### Data provided

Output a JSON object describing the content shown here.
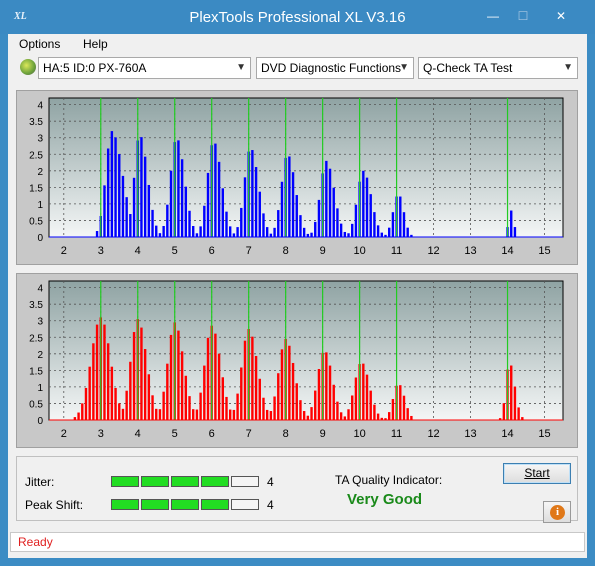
{
  "window": {
    "logo": "XL",
    "title": "PlexTools Professional XL V3.16",
    "min_glyph": "—",
    "max_glyph": "☐",
    "close_glyph": "✕"
  },
  "menu": {
    "options": "Options",
    "help": "Help"
  },
  "toolbar": {
    "drive": "HA:5 ID:0  PX-760A",
    "function": "DVD Diagnostic Functions",
    "test": "Q-Check TA Test"
  },
  "results": {
    "jitter_label": "Jitter:",
    "jitter_value": "4",
    "jitter_level": 4,
    "jitter_max": 5,
    "peak_label": "Peak Shift:",
    "peak_value": "4",
    "peak_level": 4,
    "peak_max": 5,
    "ta_label": "TA Quality Indicator:",
    "ta_value": "Very Good",
    "start_label": "Start",
    "info_glyph": "i"
  },
  "status": {
    "text": "Ready"
  },
  "colors": {
    "top_series": "#0000ff",
    "bottom_series": "#ff0000",
    "marker_lines": "#22cc22",
    "meter_on": "#22dd22",
    "ta_value": "#1a8a1a",
    "status_text": "#e02020"
  },
  "chart_data": [
    {
      "type": "area",
      "name": "top",
      "xlim": [
        1.6,
        15.5
      ],
      "ylim": [
        0,
        4.2
      ],
      "x_ticks": [
        2,
        3,
        4,
        5,
        6,
        7,
        8,
        9,
        10,
        11,
        12,
        13,
        14,
        15
      ],
      "y_ticks": [
        0,
        0.5,
        1,
        1.5,
        2,
        2.5,
        3,
        3.5,
        4
      ],
      "y_tick_labels": [
        "0",
        "0.5",
        "1",
        "1.5",
        "2",
        "2.5",
        "3",
        "3.5",
        "4"
      ],
      "marker_lines": [
        3,
        4,
        5,
        6,
        7,
        8,
        9,
        10,
        11,
        14
      ],
      "grid": true,
      "peaks": [
        {
          "center": 3.3,
          "height": 3.2,
          "left_width": 0.35,
          "right_width": 0.6
        },
        {
          "center": 4.05,
          "height": 3.1,
          "left_width": 0.3,
          "right_width": 0.45
        },
        {
          "center": 5.05,
          "height": 3.0,
          "left_width": 0.35,
          "right_width": 0.45
        },
        {
          "center": 6.05,
          "height": 2.9,
          "left_width": 0.35,
          "right_width": 0.45
        },
        {
          "center": 7.05,
          "height": 2.7,
          "left_width": 0.35,
          "right_width": 0.45
        },
        {
          "center": 8.05,
          "height": 2.5,
          "left_width": 0.35,
          "right_width": 0.45
        },
        {
          "center": 9.1,
          "height": 2.3,
          "left_width": 0.35,
          "right_width": 0.45
        },
        {
          "center": 10.1,
          "height": 2.0,
          "left_width": 0.35,
          "right_width": 0.45
        },
        {
          "center": 11.05,
          "height": 1.3,
          "left_width": 0.3,
          "right_width": 0.3
        },
        {
          "center": 14.1,
          "height": 0.8,
          "left_width": 0.15,
          "right_width": 0.15
        }
      ]
    },
    {
      "type": "area",
      "name": "bottom",
      "xlim": [
        1.6,
        15.5
      ],
      "ylim": [
        0,
        4.2
      ],
      "x_ticks": [
        2,
        3,
        4,
        5,
        6,
        7,
        8,
        9,
        10,
        11,
        12,
        13,
        14,
        15
      ],
      "y_ticks": [
        0,
        0.5,
        1,
        1.5,
        2,
        2.5,
        3,
        3.5,
        4
      ],
      "y_tick_labels": [
        "0",
        "0.5",
        "1",
        "1.5",
        "2",
        "2.5",
        "3",
        "3.5",
        "4"
      ],
      "marker_lines": [
        3,
        4,
        5,
        6,
        7,
        8,
        9,
        10,
        11,
        14
      ],
      "grid": true,
      "peaks": [
        {
          "center": 3.0,
          "height": 3.1,
          "left_width": 0.55,
          "right_width": 0.55
        },
        {
          "center": 4.0,
          "height": 3.05,
          "left_width": 0.4,
          "right_width": 0.5
        },
        {
          "center": 5.0,
          "height": 2.95,
          "left_width": 0.4,
          "right_width": 0.5
        },
        {
          "center": 6.0,
          "height": 2.85,
          "left_width": 0.4,
          "right_width": 0.5
        },
        {
          "center": 7.0,
          "height": 2.75,
          "left_width": 0.4,
          "right_width": 0.5
        },
        {
          "center": 8.0,
          "height": 2.45,
          "left_width": 0.4,
          "right_width": 0.5
        },
        {
          "center": 9.05,
          "height": 2.1,
          "left_width": 0.4,
          "right_width": 0.45
        },
        {
          "center": 10.05,
          "height": 1.75,
          "left_width": 0.4,
          "right_width": 0.45
        },
        {
          "center": 11.05,
          "height": 1.1,
          "left_width": 0.3,
          "right_width": 0.35
        },
        {
          "center": 14.05,
          "height": 1.75,
          "left_width": 0.2,
          "right_width": 0.3
        }
      ]
    }
  ]
}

######

What is expected:
Images should not appear in the copy; retype the listing above exactly.

Answer:
Output a JSON object describing the content shown here.
{
  "window": {
    "logo": "XL",
    "title": "PlexTools Professional XL V3.16",
    "min_glyph": "—",
    "max_glyph": "☐",
    "close_glyph": "✕"
  },
  "menu": {
    "options": "Options",
    "help": "Help"
  },
  "toolbar": {
    "drive": "HA:5 ID:0  PX-760A",
    "function": "DVD Diagnostic Functions",
    "test": "Q-Check TA Test"
  },
  "results": {
    "jitter_label": "Jitter:",
    "jitter_value": "4",
    "jitter_level": 4,
    "jitter_max": 5,
    "peak_label": "Peak Shift:",
    "peak_value": "4",
    "peak_level": 4,
    "peak_max": 5,
    "ta_label": "TA Quality Indicator:",
    "ta_value": "Very Good",
    "start_label": "Start",
    "info_glyph": "i"
  },
  "status": {
    "text": "Ready"
  },
  "colors": {
    "top_series": "#0000ff",
    "bottom_series": "#ff0000",
    "marker_lines": "#22cc22",
    "meter_on": "#22dd22",
    "ta_value": "#1a8a1a",
    "status_text": "#e02020"
  },
  "chart_data": [
    {
      "type": "area",
      "name": "top",
      "xlim": [
        1.6,
        15.5
      ],
      "ylim": [
        0,
        4.2
      ],
      "x_ticks": [
        2,
        3,
        4,
        5,
        6,
        7,
        8,
        9,
        10,
        11,
        12,
        13,
        14,
        15
      ],
      "y_ticks": [
        0,
        0.5,
        1,
        1.5,
        2,
        2.5,
        3,
        3.5,
        4
      ],
      "y_tick_labels": [
        "0",
        "0.5",
        "1",
        "1.5",
        "2",
        "2.5",
        "3",
        "3.5",
        "4"
      ],
      "marker_lines": [
        3,
        4,
        5,
        6,
        7,
        8,
        9,
        10,
        11,
        14
      ],
      "grid": true,
      "peaks": [
        {
          "center": 3.3,
          "height": 3.2,
          "left_width": 0.35,
          "right_width": 0.6
        },
        {
          "center": 4.05,
          "height": 3.1,
          "left_width": 0.3,
          "right_width": 0.45
        },
        {
          "center": 5.05,
          "height": 3.0,
          "left_width": 0.35,
          "right_width": 0.45
        },
        {
          "center": 6.05,
          "height": 2.9,
          "left_width": 0.35,
          "right_width": 0.45
        },
        {
          "center": 7.05,
          "height": 2.7,
          "left_width": 0.35,
          "right_width": 0.45
        },
        {
          "center": 8.05,
          "height": 2.5,
          "left_width": 0.35,
          "right_width": 0.45
        },
        {
          "center": 9.1,
          "height": 2.3,
          "left_width": 0.35,
          "right_width": 0.45
        },
        {
          "center": 10.1,
          "height": 2.0,
          "left_width": 0.35,
          "right_width": 0.45
        },
        {
          "center": 11.05,
          "height": 1.3,
          "left_width": 0.3,
          "right_width": 0.3
        },
        {
          "center": 14.1,
          "height": 0.8,
          "left_width": 0.15,
          "right_width": 0.15
        }
      ]
    },
    {
      "type": "area",
      "name": "bottom",
      "xlim": [
        1.6,
        15.5
      ],
      "ylim": [
        0,
        4.2
      ],
      "x_ticks": [
        2,
        3,
        4,
        5,
        6,
        7,
        8,
        9,
        10,
        11,
        12,
        13,
        14,
        15
      ],
      "y_ticks": [
        0,
        0.5,
        1,
        1.5,
        2,
        2.5,
        3,
        3.5,
        4
      ],
      "y_tick_labels": [
        "0",
        "0.5",
        "1",
        "1.5",
        "2",
        "2.5",
        "3",
        "3.5",
        "4"
      ],
      "marker_lines": [
        3,
        4,
        5,
        6,
        7,
        8,
        9,
        10,
        11,
        14
      ],
      "grid": true,
      "peaks": [
        {
          "center": 3.0,
          "height": 3.1,
          "left_width": 0.55,
          "right_width": 0.55
        },
        {
          "center": 4.0,
          "height": 3.05,
          "left_width": 0.4,
          "right_width": 0.5
        },
        {
          "center": 5.0,
          "height": 2.95,
          "left_width": 0.4,
          "right_width": 0.5
        },
        {
          "center": 6.0,
          "height": 2.85,
          "left_width": 0.4,
          "right_width": 0.5
        },
        {
          "center": 7.0,
          "height": 2.75,
          "left_width": 0.4,
          "right_width": 0.5
        },
        {
          "center": 8.0,
          "height": 2.45,
          "left_width": 0.4,
          "right_width": 0.5
        },
        {
          "center": 9.05,
          "height": 2.1,
          "left_width": 0.4,
          "right_width": 0.45
        },
        {
          "center": 10.05,
          "height": 1.75,
          "left_width": 0.4,
          "right_width": 0.45
        },
        {
          "center": 11.05,
          "height": 1.1,
          "left_width": 0.3,
          "right_width": 0.35
        },
        {
          "center": 14.05,
          "height": 1.75,
          "left_width": 0.2,
          "right_width": 0.3
        }
      ]
    }
  ]
}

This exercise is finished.